> THE DATA:
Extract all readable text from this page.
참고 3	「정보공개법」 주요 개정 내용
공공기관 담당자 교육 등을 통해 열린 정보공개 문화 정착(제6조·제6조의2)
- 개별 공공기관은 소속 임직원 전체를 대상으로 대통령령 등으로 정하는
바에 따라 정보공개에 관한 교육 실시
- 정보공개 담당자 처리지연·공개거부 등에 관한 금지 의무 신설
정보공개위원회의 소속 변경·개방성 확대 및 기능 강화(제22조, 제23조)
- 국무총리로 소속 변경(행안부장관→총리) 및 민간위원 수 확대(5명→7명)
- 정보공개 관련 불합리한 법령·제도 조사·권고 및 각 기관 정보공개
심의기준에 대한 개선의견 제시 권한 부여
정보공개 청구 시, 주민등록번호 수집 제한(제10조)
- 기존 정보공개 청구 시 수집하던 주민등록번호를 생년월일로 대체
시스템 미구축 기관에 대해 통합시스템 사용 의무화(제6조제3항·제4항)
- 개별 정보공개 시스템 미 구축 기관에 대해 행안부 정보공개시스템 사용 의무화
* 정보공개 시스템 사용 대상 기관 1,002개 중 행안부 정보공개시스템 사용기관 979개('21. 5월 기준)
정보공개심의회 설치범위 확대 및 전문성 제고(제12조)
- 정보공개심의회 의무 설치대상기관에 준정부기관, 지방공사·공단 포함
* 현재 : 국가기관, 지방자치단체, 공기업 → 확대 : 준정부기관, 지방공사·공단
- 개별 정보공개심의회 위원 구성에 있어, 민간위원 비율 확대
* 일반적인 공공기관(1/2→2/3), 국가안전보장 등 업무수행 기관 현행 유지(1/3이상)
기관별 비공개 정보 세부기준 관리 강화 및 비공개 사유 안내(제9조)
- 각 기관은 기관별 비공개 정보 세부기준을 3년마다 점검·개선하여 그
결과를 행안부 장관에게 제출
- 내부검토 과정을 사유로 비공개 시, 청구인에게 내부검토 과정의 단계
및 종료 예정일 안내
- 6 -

> AIM: Please give back all of the records exactly as written.

> OUTPUT OF THE EXERCISE:
Extract all readable text from this page.
참고 3	「정보공개법」 주요 개정 내용
공공기관 담당자 교육 등을 통해 열린 정보공개 문화 정착(제6조·제6조의2)
- 개별 공공기관은 소속 임직원 전체를 대상으로 대통령령 등으로 정하는
바에 따라 정보공개에 관한 교육 실시
- 정보공개 담당자 처리지연·공개거부 등에 관한 금지 의무 신설
정보공개위원회의 소속 변경·개방성 확대 및 기능 강화(제22조, 제23조)
- 국무총리로 소속 변경(행안부장관→총리) 및 민간위원 수 확대(5명→7명)
- 정보공개 관련 불합리한 법령·제도 조사·권고 및 각 기관 정보공개
심의기준에 대한 개선의견 제시 권한 부여
정보공개 청구 시, 주민등록번호 수집 제한(제10조)
- 기존 정보공개 청구 시 수집하던 주민등록번호를 생년월일로 대체
시스템 미구축 기관에 대해 통합시스템 사용 의무화(제6조제3항·제4항)
- 개별 정보공개 시스템 미 구축 기관에 대해 행안부 정보공개시스템 사용 의무화
* 정보공개 시스템 사용 대상 기관 1,002개 중 행안부 정보공개시스템 사용기관 979개('21. 5월 기준)
정보공개심의회 설치범위 확대 및 전문성 제고(제12조)
- 정보공개심의회 의무 설치대상기관에 준정부기관, 지방공사·공단 포함
* 현재 : 국가기관, 지방자치단체, 공기업 → 확대 : 준정부기관, 지방공사·공단
- 개별 정보공개심의회 위원 구성에 있어, 민간위원 비율 확대
* 일반적인 공공기관(1/2→2/3), 국가안전보장 등 업무수행 기관 현행 유지(1/3이상)
기관별 비공개 정보 세부기준 관리 강화 및 비공개 사유 안내(제9조)
- 각 기관은 기관별 비공개 정보 세부기준을 3년마다 점검·개선하여 그
결과를 행안부 장관에게 제출
- 내부검토 과정을 사유로 비공개 시, 청구인에게 내부검토 과정의 단계
및 종료 예정일 안내
- 6 -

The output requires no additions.